Requirement:
Pull out every line below containing the word "text".

(Some records)

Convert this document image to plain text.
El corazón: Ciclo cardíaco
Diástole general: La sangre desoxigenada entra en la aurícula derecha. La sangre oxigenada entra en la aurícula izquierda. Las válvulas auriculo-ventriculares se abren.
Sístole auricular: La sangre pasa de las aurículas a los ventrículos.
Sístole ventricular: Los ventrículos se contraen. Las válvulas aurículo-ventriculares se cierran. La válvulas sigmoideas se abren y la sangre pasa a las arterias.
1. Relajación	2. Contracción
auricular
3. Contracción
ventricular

* * *

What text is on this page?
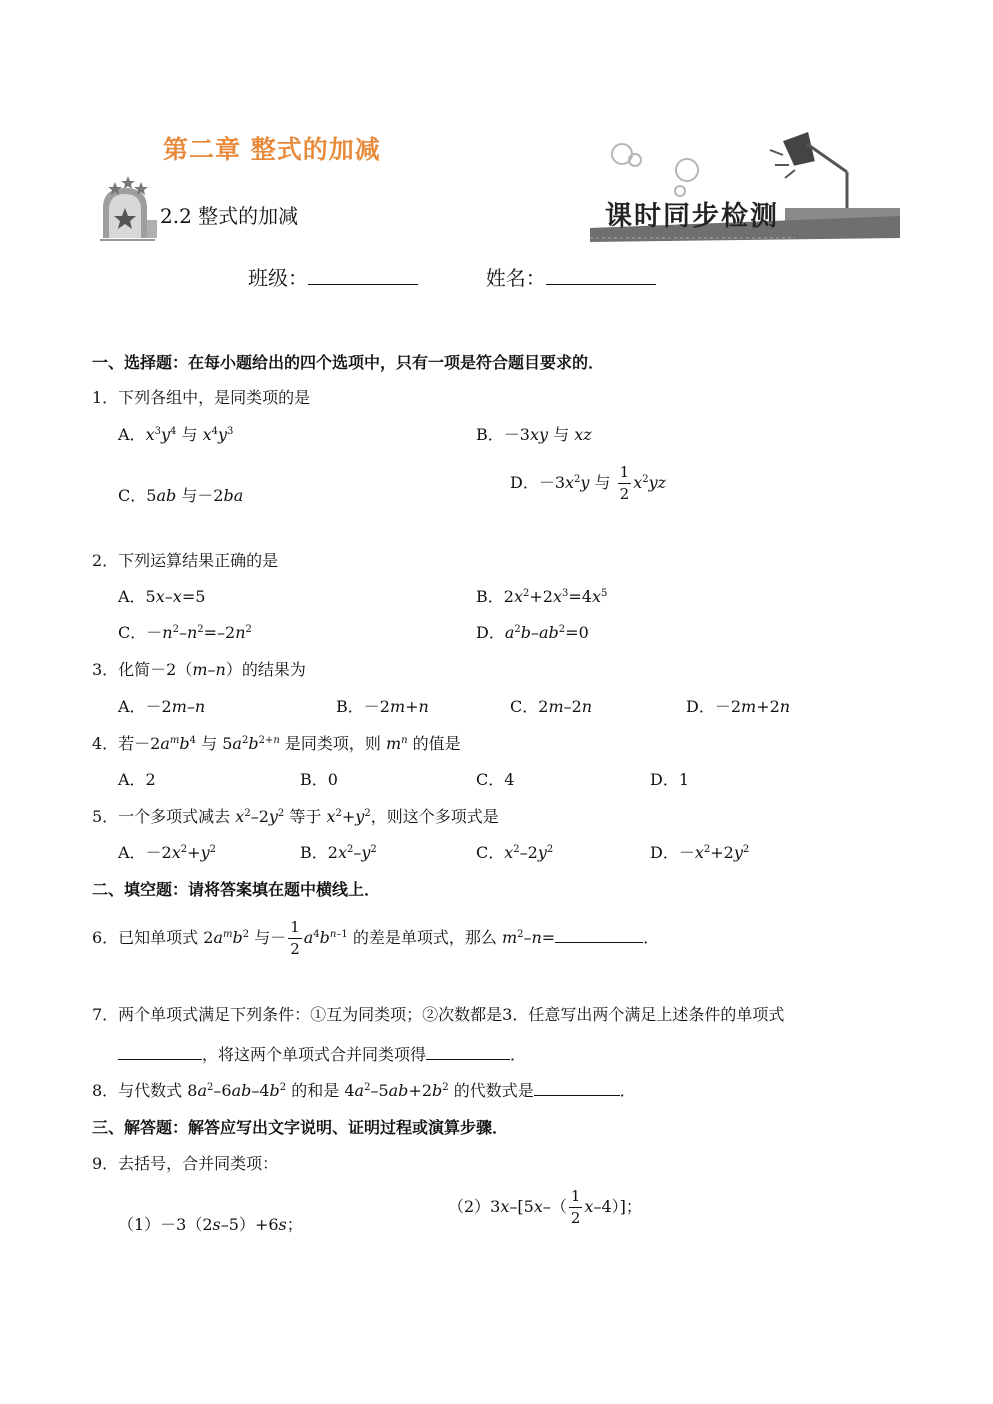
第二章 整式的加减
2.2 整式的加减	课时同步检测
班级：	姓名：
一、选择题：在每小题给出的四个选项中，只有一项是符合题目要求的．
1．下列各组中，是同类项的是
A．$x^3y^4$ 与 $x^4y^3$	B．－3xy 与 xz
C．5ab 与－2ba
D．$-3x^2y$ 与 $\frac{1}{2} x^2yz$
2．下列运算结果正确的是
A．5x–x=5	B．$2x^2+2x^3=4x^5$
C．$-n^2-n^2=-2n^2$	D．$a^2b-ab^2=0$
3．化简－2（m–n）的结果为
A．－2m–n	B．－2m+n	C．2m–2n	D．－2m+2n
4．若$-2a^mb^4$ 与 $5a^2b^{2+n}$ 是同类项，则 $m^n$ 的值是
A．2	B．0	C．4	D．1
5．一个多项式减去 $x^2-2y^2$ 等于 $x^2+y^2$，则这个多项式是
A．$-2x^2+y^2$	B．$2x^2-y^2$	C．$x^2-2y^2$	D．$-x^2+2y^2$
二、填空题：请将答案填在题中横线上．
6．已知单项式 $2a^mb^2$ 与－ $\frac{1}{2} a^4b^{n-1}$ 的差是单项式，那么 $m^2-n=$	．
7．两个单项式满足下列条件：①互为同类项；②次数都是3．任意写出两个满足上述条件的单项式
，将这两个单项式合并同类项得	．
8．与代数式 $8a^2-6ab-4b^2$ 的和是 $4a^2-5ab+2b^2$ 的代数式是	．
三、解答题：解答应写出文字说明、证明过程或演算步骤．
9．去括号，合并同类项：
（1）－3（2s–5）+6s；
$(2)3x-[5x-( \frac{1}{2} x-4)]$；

Answer in full:
Convert this document image to plain text.
What text is on this page?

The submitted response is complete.